## start INPUT RECORDS
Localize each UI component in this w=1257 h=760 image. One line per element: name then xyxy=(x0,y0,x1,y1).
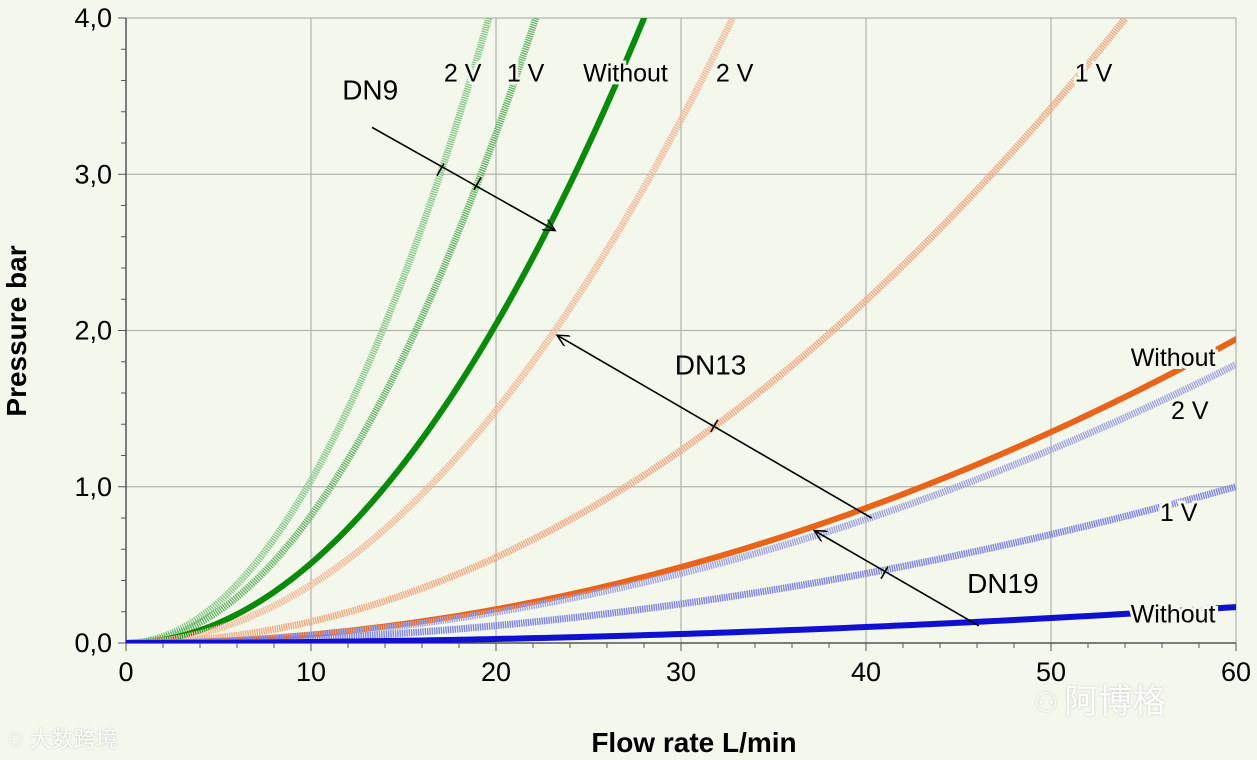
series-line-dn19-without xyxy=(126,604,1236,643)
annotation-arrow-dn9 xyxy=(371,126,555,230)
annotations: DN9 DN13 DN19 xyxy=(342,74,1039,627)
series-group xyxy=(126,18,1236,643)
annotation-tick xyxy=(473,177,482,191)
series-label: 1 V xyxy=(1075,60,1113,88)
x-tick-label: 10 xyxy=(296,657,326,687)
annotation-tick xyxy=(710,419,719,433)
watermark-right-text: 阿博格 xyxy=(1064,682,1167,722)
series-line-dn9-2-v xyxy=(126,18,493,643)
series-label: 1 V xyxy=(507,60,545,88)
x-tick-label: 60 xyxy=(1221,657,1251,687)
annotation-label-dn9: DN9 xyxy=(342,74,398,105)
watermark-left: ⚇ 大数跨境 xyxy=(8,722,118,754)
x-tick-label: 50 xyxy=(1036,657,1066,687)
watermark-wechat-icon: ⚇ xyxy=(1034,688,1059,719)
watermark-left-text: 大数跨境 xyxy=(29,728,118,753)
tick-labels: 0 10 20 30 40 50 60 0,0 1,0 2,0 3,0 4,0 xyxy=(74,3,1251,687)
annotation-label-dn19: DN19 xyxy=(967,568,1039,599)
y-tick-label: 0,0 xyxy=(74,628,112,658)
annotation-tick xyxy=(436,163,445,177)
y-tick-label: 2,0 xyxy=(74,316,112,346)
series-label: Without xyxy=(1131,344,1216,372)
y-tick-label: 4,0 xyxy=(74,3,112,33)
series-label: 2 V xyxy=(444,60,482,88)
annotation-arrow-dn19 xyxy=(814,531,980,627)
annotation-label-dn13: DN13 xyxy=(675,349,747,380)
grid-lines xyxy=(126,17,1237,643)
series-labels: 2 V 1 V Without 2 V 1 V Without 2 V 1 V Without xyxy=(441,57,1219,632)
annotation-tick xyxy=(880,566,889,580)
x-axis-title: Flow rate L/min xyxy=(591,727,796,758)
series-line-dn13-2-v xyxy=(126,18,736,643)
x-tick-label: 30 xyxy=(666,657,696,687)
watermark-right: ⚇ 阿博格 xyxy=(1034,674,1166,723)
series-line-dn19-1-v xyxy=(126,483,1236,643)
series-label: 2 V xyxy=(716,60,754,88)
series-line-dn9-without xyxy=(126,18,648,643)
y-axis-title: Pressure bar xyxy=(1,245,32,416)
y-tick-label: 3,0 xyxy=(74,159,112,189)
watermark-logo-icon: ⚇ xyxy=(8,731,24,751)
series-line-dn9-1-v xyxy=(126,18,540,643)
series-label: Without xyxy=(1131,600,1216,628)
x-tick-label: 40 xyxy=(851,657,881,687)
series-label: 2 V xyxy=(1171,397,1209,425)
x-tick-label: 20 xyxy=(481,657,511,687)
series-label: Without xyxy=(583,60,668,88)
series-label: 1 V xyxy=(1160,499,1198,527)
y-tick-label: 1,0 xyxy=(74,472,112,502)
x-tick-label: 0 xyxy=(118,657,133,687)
## end INPUT RECORDS
## start INPUT RECORDS
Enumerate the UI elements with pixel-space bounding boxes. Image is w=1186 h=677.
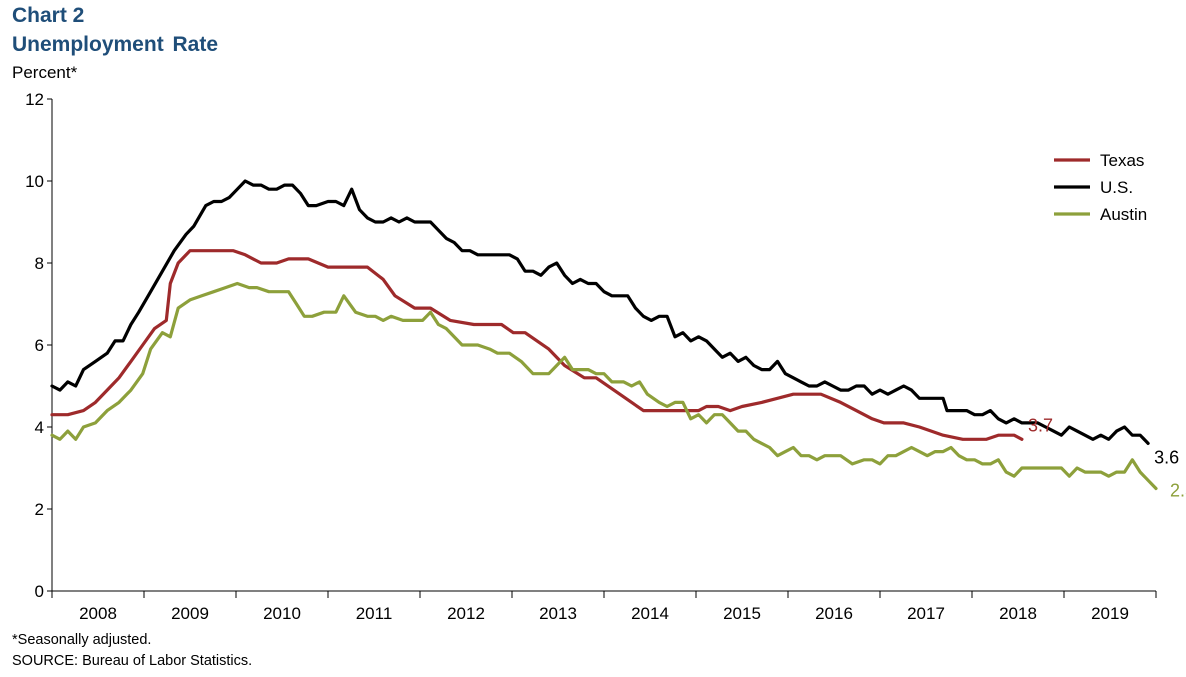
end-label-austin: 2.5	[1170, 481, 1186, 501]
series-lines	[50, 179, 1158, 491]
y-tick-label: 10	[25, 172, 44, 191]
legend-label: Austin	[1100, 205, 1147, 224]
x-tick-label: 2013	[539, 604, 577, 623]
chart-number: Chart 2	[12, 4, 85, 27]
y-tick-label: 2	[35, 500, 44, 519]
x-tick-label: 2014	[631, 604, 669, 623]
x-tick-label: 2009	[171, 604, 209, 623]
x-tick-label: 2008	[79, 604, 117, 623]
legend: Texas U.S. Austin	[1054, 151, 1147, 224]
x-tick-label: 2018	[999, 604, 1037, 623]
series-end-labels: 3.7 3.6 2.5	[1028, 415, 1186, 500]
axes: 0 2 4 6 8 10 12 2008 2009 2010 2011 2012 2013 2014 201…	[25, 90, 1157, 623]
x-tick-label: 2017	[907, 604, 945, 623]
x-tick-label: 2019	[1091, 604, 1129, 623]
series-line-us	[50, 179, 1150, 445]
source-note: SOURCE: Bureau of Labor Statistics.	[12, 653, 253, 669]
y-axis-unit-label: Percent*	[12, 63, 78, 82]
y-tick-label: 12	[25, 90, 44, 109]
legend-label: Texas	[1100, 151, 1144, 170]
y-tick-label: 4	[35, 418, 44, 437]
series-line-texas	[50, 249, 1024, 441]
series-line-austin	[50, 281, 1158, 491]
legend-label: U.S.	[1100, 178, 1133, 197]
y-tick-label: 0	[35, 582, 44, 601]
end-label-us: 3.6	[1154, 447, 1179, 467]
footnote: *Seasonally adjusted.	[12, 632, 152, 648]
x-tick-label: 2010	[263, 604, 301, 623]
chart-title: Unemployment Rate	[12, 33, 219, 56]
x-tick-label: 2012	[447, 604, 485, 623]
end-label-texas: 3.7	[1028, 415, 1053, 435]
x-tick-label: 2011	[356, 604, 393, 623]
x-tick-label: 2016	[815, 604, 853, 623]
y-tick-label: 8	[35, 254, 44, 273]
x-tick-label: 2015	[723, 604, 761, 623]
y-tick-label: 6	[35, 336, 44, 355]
## end INPUT RECORDS
__TO DO__. Repeat the rows from the line containing "series-line-dn19-without xyxy=(126,604,1236,643)" through the line containing "annotation-tick xyxy=(710,419,719,433)", including both of those lines.

__SOLUTION FOR THIS TASK__.
series-line-dn19-without xyxy=(126,604,1236,643)
annotation-arrow-dn9 xyxy=(371,126,555,230)
annotations: DN9 DN13 DN19 xyxy=(342,74,1039,627)
series-group xyxy=(126,18,1236,643)
annotation-tick xyxy=(473,177,482,191)
series-label: 1 V xyxy=(1075,60,1113,88)
x-tick-label: 10 xyxy=(296,657,326,687)
annotation-tick xyxy=(710,419,719,433)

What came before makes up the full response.